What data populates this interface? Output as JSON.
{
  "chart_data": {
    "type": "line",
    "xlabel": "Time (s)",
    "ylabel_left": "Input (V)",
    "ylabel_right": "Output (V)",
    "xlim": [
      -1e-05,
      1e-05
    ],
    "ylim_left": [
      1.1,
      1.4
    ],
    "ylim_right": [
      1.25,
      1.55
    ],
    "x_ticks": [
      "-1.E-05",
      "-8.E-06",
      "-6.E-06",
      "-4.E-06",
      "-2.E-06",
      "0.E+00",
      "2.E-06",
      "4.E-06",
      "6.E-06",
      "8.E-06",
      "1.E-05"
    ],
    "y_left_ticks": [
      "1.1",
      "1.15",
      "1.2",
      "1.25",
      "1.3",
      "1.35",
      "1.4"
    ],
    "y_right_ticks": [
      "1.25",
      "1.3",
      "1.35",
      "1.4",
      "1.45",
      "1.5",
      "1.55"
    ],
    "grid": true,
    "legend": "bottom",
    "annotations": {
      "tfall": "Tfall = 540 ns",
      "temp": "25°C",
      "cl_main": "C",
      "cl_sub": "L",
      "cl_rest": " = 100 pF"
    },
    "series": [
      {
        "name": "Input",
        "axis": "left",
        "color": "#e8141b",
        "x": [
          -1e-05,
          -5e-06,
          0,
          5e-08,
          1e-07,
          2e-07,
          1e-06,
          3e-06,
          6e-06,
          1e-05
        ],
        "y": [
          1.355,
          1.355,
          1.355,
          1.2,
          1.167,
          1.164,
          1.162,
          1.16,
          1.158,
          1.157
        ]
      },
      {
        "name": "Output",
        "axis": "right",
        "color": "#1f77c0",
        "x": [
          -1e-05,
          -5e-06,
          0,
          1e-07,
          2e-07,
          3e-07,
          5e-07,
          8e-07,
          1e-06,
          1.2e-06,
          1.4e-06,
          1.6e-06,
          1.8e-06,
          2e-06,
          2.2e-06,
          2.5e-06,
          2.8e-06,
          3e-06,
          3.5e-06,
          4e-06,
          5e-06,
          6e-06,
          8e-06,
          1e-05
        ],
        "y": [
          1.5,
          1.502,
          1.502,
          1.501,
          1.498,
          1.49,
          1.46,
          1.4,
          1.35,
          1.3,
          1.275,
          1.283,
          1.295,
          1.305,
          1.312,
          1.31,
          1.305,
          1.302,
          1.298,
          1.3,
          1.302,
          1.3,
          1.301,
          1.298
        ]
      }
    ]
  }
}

• • • • • • •

■ The request: Tell how many lines above contain the word "Output". Give the number alone.

■ Result of this exercise: 3